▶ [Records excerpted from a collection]

- - - - - - -

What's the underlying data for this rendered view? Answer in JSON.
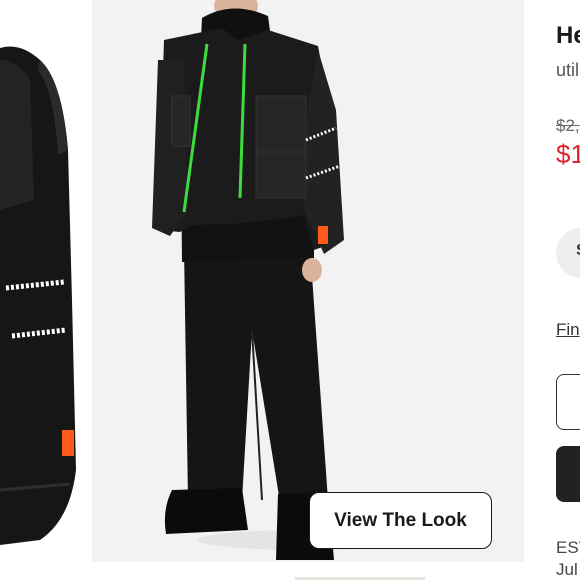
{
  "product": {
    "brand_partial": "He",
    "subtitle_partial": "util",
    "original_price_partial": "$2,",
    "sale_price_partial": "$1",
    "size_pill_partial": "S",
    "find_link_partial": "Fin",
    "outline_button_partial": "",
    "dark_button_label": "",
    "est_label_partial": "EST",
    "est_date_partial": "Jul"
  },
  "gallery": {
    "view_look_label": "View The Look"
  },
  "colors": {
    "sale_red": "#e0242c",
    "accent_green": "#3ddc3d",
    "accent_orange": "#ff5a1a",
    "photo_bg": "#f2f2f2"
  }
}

- - - - - - -

▶ [WHAT THE TASK ASKS] Without including the pictures, return each record above exactly as it stands.

▶ [SOLUTION FOR THIS EXERCISE]
What's the underlying data for this rendered view? Answer in JSON.
{
  "product": {
    "brand_partial": "He",
    "subtitle_partial": "util",
    "original_price_partial": "$2,",
    "sale_price_partial": "$1",
    "size_pill_partial": "S",
    "find_link_partial": "Fin",
    "outline_button_partial": "",
    "dark_button_label": "",
    "est_label_partial": "EST",
    "est_date_partial": "Jul"
  },
  "gallery": {
    "view_look_label": "View The Look"
  },
  "colors": {
    "sale_red": "#e0242c",
    "accent_green": "#3ddc3d",
    "accent_orange": "#ff5a1a",
    "photo_bg": "#f2f2f2"
  }
}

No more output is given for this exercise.